• REQUEST: Each line of the material below that holds the word "wrong" needs to be copied.
## begin
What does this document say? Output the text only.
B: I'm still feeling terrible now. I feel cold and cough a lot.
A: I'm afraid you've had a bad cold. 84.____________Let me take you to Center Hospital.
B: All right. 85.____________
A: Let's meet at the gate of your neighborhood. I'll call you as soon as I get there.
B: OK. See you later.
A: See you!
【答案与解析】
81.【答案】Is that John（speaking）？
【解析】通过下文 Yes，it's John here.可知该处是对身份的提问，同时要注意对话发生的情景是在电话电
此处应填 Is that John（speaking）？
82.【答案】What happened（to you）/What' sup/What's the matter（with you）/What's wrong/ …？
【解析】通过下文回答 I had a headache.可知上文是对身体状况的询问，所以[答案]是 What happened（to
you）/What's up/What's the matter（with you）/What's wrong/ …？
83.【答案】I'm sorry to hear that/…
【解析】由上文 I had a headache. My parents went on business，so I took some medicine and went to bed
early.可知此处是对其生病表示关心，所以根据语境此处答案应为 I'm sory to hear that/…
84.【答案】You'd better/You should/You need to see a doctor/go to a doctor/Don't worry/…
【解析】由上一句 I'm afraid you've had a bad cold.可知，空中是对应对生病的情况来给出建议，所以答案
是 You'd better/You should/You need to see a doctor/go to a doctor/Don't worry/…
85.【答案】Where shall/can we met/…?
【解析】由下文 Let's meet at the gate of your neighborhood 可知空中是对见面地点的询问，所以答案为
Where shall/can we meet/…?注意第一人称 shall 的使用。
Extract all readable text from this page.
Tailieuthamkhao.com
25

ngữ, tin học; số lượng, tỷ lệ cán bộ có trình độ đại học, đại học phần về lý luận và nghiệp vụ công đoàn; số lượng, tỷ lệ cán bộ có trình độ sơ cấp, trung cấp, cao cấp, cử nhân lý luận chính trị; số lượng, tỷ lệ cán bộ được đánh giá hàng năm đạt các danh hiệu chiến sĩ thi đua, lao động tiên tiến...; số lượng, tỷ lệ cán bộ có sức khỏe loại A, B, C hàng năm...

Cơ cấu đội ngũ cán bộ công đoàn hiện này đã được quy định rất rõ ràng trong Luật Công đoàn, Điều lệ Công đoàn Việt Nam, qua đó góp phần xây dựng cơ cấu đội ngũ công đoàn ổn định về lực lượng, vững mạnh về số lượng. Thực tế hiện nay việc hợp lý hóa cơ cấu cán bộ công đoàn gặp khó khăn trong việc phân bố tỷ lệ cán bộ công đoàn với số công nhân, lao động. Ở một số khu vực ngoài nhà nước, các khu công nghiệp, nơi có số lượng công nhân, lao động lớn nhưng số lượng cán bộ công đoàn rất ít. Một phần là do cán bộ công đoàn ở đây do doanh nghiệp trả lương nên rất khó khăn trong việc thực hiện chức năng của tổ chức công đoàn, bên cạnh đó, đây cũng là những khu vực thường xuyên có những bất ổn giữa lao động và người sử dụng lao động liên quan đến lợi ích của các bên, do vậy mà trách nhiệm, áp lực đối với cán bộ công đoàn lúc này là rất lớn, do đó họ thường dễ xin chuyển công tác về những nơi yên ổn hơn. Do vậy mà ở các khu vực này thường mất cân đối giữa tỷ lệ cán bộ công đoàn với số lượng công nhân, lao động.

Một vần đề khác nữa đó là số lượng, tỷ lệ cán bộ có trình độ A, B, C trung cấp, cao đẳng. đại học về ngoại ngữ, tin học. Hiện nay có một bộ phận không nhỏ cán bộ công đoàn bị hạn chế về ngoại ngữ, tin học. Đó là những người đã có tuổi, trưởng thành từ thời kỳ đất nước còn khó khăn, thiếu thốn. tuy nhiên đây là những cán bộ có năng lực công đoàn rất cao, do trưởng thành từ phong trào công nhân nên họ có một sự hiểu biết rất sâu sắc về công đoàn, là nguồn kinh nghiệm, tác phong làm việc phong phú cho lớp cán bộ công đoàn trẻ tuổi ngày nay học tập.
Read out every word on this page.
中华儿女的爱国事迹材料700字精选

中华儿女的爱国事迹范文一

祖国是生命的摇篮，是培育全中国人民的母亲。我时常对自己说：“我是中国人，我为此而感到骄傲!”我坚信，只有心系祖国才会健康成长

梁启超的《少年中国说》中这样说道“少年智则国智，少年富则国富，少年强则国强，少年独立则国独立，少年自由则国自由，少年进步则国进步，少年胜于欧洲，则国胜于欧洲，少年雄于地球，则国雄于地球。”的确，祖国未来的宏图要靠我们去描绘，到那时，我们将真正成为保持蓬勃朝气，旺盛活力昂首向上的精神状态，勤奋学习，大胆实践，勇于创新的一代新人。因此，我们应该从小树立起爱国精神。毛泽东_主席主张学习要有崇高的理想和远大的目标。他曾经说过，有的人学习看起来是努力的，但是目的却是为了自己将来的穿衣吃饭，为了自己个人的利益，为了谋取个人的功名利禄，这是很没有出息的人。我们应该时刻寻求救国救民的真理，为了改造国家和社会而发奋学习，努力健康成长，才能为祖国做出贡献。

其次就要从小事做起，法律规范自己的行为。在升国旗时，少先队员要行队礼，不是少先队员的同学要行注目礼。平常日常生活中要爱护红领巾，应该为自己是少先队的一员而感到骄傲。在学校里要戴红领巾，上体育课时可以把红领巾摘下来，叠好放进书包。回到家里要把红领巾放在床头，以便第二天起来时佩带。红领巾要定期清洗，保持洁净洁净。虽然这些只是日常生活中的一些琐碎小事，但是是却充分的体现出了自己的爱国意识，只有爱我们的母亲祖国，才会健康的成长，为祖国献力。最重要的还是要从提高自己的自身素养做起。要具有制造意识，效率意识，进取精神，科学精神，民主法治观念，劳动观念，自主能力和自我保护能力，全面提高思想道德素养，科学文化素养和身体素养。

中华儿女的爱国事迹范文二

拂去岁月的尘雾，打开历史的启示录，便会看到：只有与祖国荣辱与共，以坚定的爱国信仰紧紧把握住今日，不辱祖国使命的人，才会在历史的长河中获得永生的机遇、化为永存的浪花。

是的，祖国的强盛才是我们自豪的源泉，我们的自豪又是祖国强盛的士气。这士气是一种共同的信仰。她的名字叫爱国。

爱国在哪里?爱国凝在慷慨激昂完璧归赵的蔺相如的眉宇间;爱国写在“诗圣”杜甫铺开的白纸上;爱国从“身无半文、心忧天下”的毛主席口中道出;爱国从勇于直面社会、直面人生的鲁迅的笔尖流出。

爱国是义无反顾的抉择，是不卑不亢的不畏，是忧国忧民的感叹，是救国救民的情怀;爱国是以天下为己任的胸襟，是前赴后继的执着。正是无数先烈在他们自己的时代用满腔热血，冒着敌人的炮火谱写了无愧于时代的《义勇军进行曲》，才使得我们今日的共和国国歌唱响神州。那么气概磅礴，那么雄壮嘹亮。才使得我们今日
## end
• ANSWER TO THIS EXERCISE:
82.【答案】What happened（to you）/What' sup/What's the matter（with you）/What's wrong/ …？
you）/What's up/What's the matter（with you）/What's wrong/ …？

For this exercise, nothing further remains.